> _YOUR INSTRUCTIONS_
Print the entries in full, word for word, but not the pictures.
#####
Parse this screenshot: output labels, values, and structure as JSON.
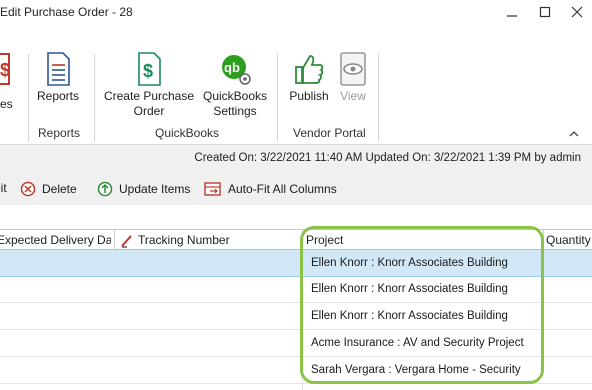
{
  "window": {
    "title": "Edit Purchase Order - 28"
  },
  "ribbon": {
    "partial_label": "es",
    "buttons": {
      "reports": "Reports",
      "create_po": "Create Purchase\nOrder",
      "qb_settings": "QuickBooks\nSettings",
      "publish": "Publish",
      "view": "View"
    },
    "groups": {
      "reports": "Reports",
      "quickbooks": "QuickBooks",
      "vendor_portal": "Vendor Portal"
    }
  },
  "info": {
    "created_updated": "Created On: 3/22/2021 11:40 AM  Updated On: 3/22/2021 1:39 PM by admin"
  },
  "toolbar": {
    "edit_partial": "lit",
    "delete": "Delete",
    "update_items": "Update Items",
    "autofit": "Auto-Fit All Columns"
  },
  "grid": {
    "headers": {
      "expected_delivery": "Expected Delivery Date",
      "tracking": "Tracking Number",
      "project": "Project",
      "quantity": "Quantity"
    },
    "rows": [
      {
        "project": "Ellen Knorr : Knorr Associates Building"
      },
      {
        "project": "Ellen Knorr : Knorr Associates Building"
      },
      {
        "project": "Ellen Knorr : Knorr Associates Building"
      },
      {
        "project": "Acme Insurance : AV and Security Project"
      },
      {
        "project": "Sarah Vergara : Vergara Home - Security"
      }
    ]
  },
  "colors": {
    "highlight": "#8bc34a",
    "selected_row": "#d3e8f7",
    "qb_green": "#2ca01c",
    "accent_red": "#c0392b"
  }
}
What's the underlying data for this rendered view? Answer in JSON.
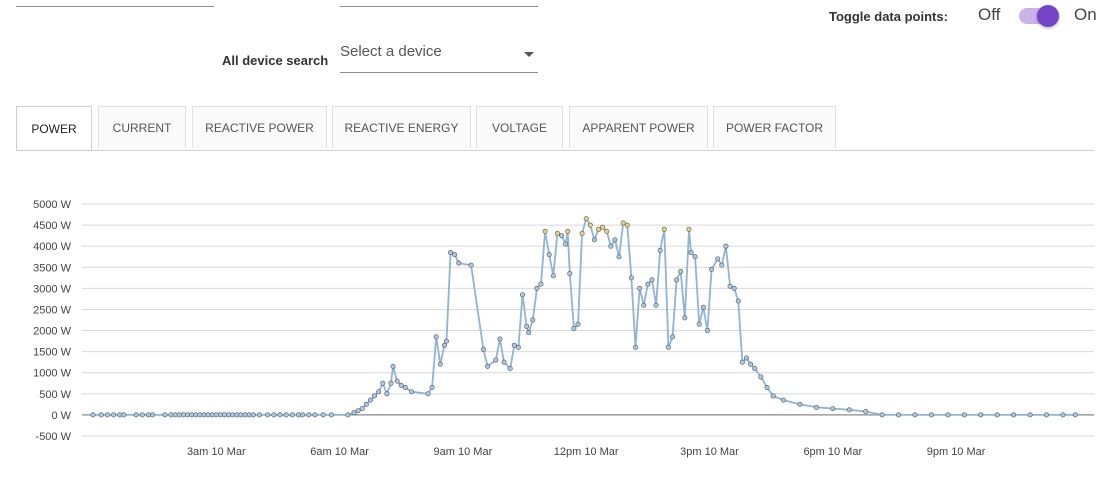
{
  "toggle": {
    "label": "Toggle data points:",
    "off": "Off",
    "on": "On",
    "state": "on",
    "accent": "#7445c8"
  },
  "search": {
    "label": "All device search",
    "placeholder": "Select a device"
  },
  "tabs": [
    {
      "label": "POWER",
      "active": true
    },
    {
      "label": "CURRENT",
      "active": false
    },
    {
      "label": "REACTIVE POWER",
      "active": false
    },
    {
      "label": "REACTIVE ENERGY",
      "active": false
    },
    {
      "label": "VOLTAGE",
      "active": false
    },
    {
      "label": "APPARENT POWER",
      "active": false
    },
    {
      "label": "POWER FACTOR",
      "active": false
    }
  ],
  "chart_data": {
    "type": "line",
    "title": "",
    "xlabel": "",
    "ylabel": "",
    "xlim": [
      0,
      24
    ],
    "ylim": [
      -500,
      5000
    ],
    "grid": true,
    "y_ticks": [
      -500,
      0,
      500,
      1000,
      1500,
      2000,
      2500,
      3000,
      3500,
      4000,
      4500,
      5000
    ],
    "y_tick_labels": [
      "-500 W",
      "0 W",
      "500 W",
      "1000 W",
      "1500 W",
      "2000 W",
      "2500 W",
      "3000 W",
      "3500 W",
      "4000 W",
      "4500 W",
      "5000 W"
    ],
    "x_ticks": [
      3,
      6,
      9,
      12,
      15,
      18,
      21
    ],
    "x_tick_labels": [
      "3am 10 Mar",
      "6am 10 Mar",
      "9am 10 Mar",
      "12pm 10 Mar",
      "3pm 10 Mar",
      "6pm 10 Mar",
      "9pm 10 Mar"
    ],
    "colors": {
      "line": "#8fb4d4",
      "marker": "#a9c8e6",
      "marker_edge": "#555555",
      "highlight": "#e8d27a",
      "grid": "#d9d9d9",
      "zero_line": "#888888"
    },
    "series": [
      {
        "values_x": [
          0.0,
          0.2,
          0.35,
          0.5,
          0.65,
          0.75,
          1.05,
          1.2,
          1.35,
          1.45,
          1.75,
          1.9,
          2.0,
          2.1,
          2.2,
          2.3,
          2.4,
          2.5,
          2.6,
          2.7,
          2.8,
          2.9,
          3.0,
          3.1,
          3.2,
          3.3,
          3.4,
          3.5,
          3.6,
          3.7,
          3.8,
          3.9,
          4.05,
          4.25,
          4.4,
          4.55,
          4.7,
          4.85,
          5.0,
          5.1,
          5.25,
          5.4,
          5.6,
          5.8,
          6.2,
          6.35,
          6.45,
          6.55,
          6.65,
          6.75,
          6.85,
          6.95,
          7.05,
          7.15,
          7.25,
          7.3,
          7.4,
          7.5,
          7.6,
          7.75,
          8.15,
          8.25,
          8.35,
          8.45,
          8.55,
          8.6,
          8.7,
          8.8,
          8.9,
          9.2,
          9.5,
          9.6,
          9.8,
          9.9,
          10.0,
          10.15,
          10.25,
          10.35,
          10.45,
          10.55,
          10.6,
          10.7,
          10.8,
          10.9,
          11.0,
          11.1,
          11.2,
          11.3,
          11.4,
          11.5,
          11.55,
          11.6,
          11.7,
          11.8,
          11.9,
          12.0,
          12.1,
          12.2,
          12.3,
          12.4,
          12.5,
          12.6,
          12.7,
          12.8,
          12.9,
          13.0,
          13.1,
          13.2,
          13.3,
          13.4,
          13.5,
          13.6,
          13.7,
          13.8,
          13.9,
          14.0,
          14.1,
          14.2,
          14.3,
          14.4,
          14.5,
          14.55,
          14.65,
          14.75,
          14.85,
          14.95,
          15.05,
          15.2,
          15.3,
          15.4,
          15.5,
          15.6,
          15.7,
          15.8,
          15.9,
          16.0,
          16.1,
          16.25,
          16.4,
          16.55,
          16.8,
          17.2,
          17.6,
          18.0,
          18.4,
          18.8,
          19.2,
          19.6,
          20.0,
          20.4,
          20.8,
          21.2,
          21.6,
          22.0,
          22.4,
          22.8,
          23.2,
          23.6,
          23.9
        ],
        "values_y": [
          0,
          0,
          0,
          0,
          0,
          0,
          0,
          0,
          0,
          0,
          0,
          0,
          0,
          0,
          0,
          0,
          0,
          0,
          0,
          0,
          0,
          0,
          0,
          0,
          0,
          0,
          0,
          0,
          0,
          0,
          0,
          0,
          0,
          0,
          0,
          0,
          0,
          0,
          0,
          0,
          0,
          0,
          0,
          0,
          0,
          50,
          100,
          150,
          250,
          350,
          450,
          550,
          750,
          500,
          750,
          1150,
          800,
          700,
          650,
          550,
          500,
          650,
          1850,
          1200,
          1650,
          1750,
          3850,
          3800,
          3600,
          3550,
          1550,
          1150,
          1300,
          1800,
          1250,
          1100,
          1650,
          1600,
          2850,
          2100,
          1950,
          2250,
          3000,
          3100,
          4350,
          3800,
          3300,
          4300,
          4250,
          4050,
          4350,
          3350,
          2050,
          2150,
          4300,
          4650,
          4500,
          4150,
          4400,
          4450,
          4350,
          4000,
          4150,
          3750,
          4550,
          4500,
          3250,
          1600,
          3000,
          2600,
          3100,
          3200,
          2600,
          3900,
          4400,
          1600,
          1850,
          3200,
          3400,
          2300,
          4400,
          3850,
          3750,
          2150,
          2550,
          2000,
          3450,
          3700,
          3550,
          4000,
          3050,
          3000,
          2700,
          1250,
          1350,
          1200,
          1100,
          900,
          650,
          450,
          350,
          250,
          180,
          150,
          120,
          80,
          0,
          0,
          0,
          0,
          0,
          0,
          0,
          0,
          0,
          0,
          0,
          0,
          0,
          0,
          0,
          0,
          0
        ]
      }
    ]
  }
}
#####
> _TASK OUTPUT_
Parse this screenshot: output labels, values, and structure as JSON.
{
  "window": {
    "title": "Edit Purchase Order - 28"
  },
  "ribbon": {
    "partial_label": "es",
    "buttons": {
      "reports": "Reports",
      "create_po": "Create Purchase\nOrder",
      "qb_settings": "QuickBooks\nSettings",
      "publish": "Publish",
      "view": "View"
    },
    "groups": {
      "reports": "Reports",
      "quickbooks": "QuickBooks",
      "vendor_portal": "Vendor Portal"
    }
  },
  "info": {
    "created_updated": "Created On: 3/22/2021 11:40 AM  Updated On: 3/22/2021 1:39 PM by admin"
  },
  "toolbar": {
    "edit_partial": "lit",
    "delete": "Delete",
    "update_items": "Update Items",
    "autofit": "Auto-Fit All Columns"
  },
  "grid": {
    "headers": {
      "expected_delivery": "Expected Delivery Date",
      "tracking": "Tracking Number",
      "project": "Project",
      "quantity": "Quantity"
    },
    "rows": [
      {
        "project": "Ellen Knorr : Knorr Associates Building"
      },
      {
        "project": "Ellen Knorr : Knorr Associates Building"
      },
      {
        "project": "Ellen Knorr : Knorr Associates Building"
      },
      {
        "project": "Acme Insurance : AV and Security Project"
      },
      {
        "project": "Sarah Vergara : Vergara Home - Security"
      }
    ]
  },
  "colors": {
    "highlight": "#8bc34a",
    "selected_row": "#d3e8f7",
    "qb_green": "#2ca01c",
    "accent_red": "#c0392b"
  }
}
What's the underlying data for this rendered view? Answer in JSON.
{
  "toggle": {
    "label": "Toggle data points:",
    "off": "Off",
    "on": "On",
    "state": "on",
    "accent": "#7445c8"
  },
  "search": {
    "label": "All device search",
    "placeholder": "Select a device"
  },
  "tabs": [
    {
      "label": "POWER",
      "active": true
    },
    {
      "label": "CURRENT",
      "active": false
    },
    {
      "label": "REACTIVE POWER",
      "active": false
    },
    {
      "label": "REACTIVE ENERGY",
      "active": false
    },
    {
      "label": "VOLTAGE",
      "active": false
    },
    {
      "label": "APPARENT POWER",
      "active": false
    },
    {
      "label": "POWER FACTOR",
      "active": false
    }
  ],
  "chart_data": {
    "type": "line",
    "title": "",
    "xlabel": "",
    "ylabel": "",
    "xlim": [
      0,
      24
    ],
    "ylim": [
      -500,
      5000
    ],
    "grid": true,
    "y_ticks": [
      -500,
      0,
      500,
      1000,
      1500,
      2000,
      2500,
      3000,
      3500,
      4000,
      4500,
      5000
    ],
    "y_tick_labels": [
      "-500 W",
      "0 W",
      "500 W",
      "1000 W",
      "1500 W",
      "2000 W",
      "2500 W",
      "3000 W",
      "3500 W",
      "4000 W",
      "4500 W",
      "5000 W"
    ],
    "x_ticks": [
      3,
      6,
      9,
      12,
      15,
      18,
      21
    ],
    "x_tick_labels": [
      "3am 10 Mar",
      "6am 10 Mar",
      "9am 10 Mar",
      "12pm 10 Mar",
      "3pm 10 Mar",
      "6pm 10 Mar",
      "9pm 10 Mar"
    ],
    "colors": {
      "line": "#8fb4d4",
      "marker": "#a9c8e6",
      "marker_edge": "#555555",
      "highlight": "#e8d27a",
      "grid": "#d9d9d9",
      "zero_line": "#888888"
    },
    "series": [
      {
        "values_x": [
          0.0,
          0.2,
          0.35,
          0.5,
          0.65,
          0.75,
          1.05,
          1.2,
          1.35,
          1.45,
          1.75,
          1.9,
          2.0,
          2.1,
          2.2,
          2.3,
          2.4,
          2.5,
          2.6,
          2.7,
          2.8,
          2.9,
          3.0,
          3.1,
          3.2,
          3.3,
          3.4,
          3.5,
          3.6,
          3.7,
          3.8,
          3.9,
          4.05,
          4.25,
          4.4,
          4.55,
          4.7,
          4.85,
          5.0,
          5.1,
          5.25,
          5.4,
          5.6,
          5.8,
          6.2,
          6.35,
          6.45,
          6.55,
          6.65,
          6.75,
          6.85,
          6.95,
          7.05,
          7.15,
          7.25,
          7.3,
          7.4,
          7.5,
          7.6,
          7.75,
          8.15,
          8.25,
          8.35,
          8.45,
          8.55,
          8.6,
          8.7,
          8.8,
          8.9,
          9.2,
          9.5,
          9.6,
          9.8,
          9.9,
          10.0,
          10.15,
          10.25,
          10.35,
          10.45,
          10.55,
          10.6,
          10.7,
          10.8,
          10.9,
          11.0,
          11.1,
          11.2,
          11.3,
          11.4,
          11.5,
          11.55,
          11.6,
          11.7,
          11.8,
          11.9,
          12.0,
          12.1,
          12.2,
          12.3,
          12.4,
          12.5,
          12.6,
          12.7,
          12.8,
          12.9,
          13.0,
          13.1,
          13.2,
          13.3,
          13.4,
          13.5,
          13.6,
          13.7,
          13.8,
          13.9,
          14.0,
          14.1,
          14.2,
          14.3,
          14.4,
          14.5,
          14.55,
          14.65,
          14.75,
          14.85,
          14.95,
          15.05,
          15.2,
          15.3,
          15.4,
          15.5,
          15.6,
          15.7,
          15.8,
          15.9,
          16.0,
          16.1,
          16.25,
          16.4,
          16.55,
          16.8,
          17.2,
          17.6,
          18.0,
          18.4,
          18.8,
          19.2,
          19.6,
          20.0,
          20.4,
          20.8,
          21.2,
          21.6,
          22.0,
          22.4,
          22.8,
          23.2,
          23.6,
          23.9
        ],
        "values_y": [
          0,
          0,
          0,
          0,
          0,
          0,
          0,
          0,
          0,
          0,
          0,
          0,
          0,
          0,
          0,
          0,
          0,
          0,
          0,
          0,
          0,
          0,
          0,
          0,
          0,
          0,
          0,
          0,
          0,
          0,
          0,
          0,
          0,
          0,
          0,
          0,
          0,
          0,
          0,
          0,
          0,
          0,
          0,
          0,
          0,
          50,
          100,
          150,
          250,
          350,
          450,
          550,
          750,
          500,
          750,
          1150,
          800,
          700,
          650,
          550,
          500,
          650,
          1850,
          1200,
          1650,
          1750,
          3850,
          3800,
          3600,
          3550,
          1550,
          1150,
          1300,
          1800,
          1250,
          1100,
          1650,
          1600,
          2850,
          2100,
          1950,
          2250,
          3000,
          3100,
          4350,
          3800,
          3300,
          4300,
          4250,
          4050,
          4350,
          3350,
          2050,
          2150,
          4300,
          4650,
          4500,
          4150,
          4400,
          4450,
          4350,
          4000,
          4150,
          3750,
          4550,
          4500,
          3250,
          1600,
          3000,
          2600,
          3100,
          3200,
          2600,
          3900,
          4400,
          1600,
          1850,
          3200,
          3400,
          2300,
          4400,
          3850,
          3750,
          2150,
          2550,
          2000,
          3450,
          3700,
          3550,
          4000,
          3050,
          3000,
          2700,
          1250,
          1350,
          1200,
          1100,
          900,
          650,
          450,
          350,
          250,
          180,
          150,
          120,
          80,
          0,
          0,
          0,
          0,
          0,
          0,
          0,
          0,
          0,
          0,
          0,
          0,
          0,
          0,
          0,
          0,
          0
        ]
      }
    ]
  }
}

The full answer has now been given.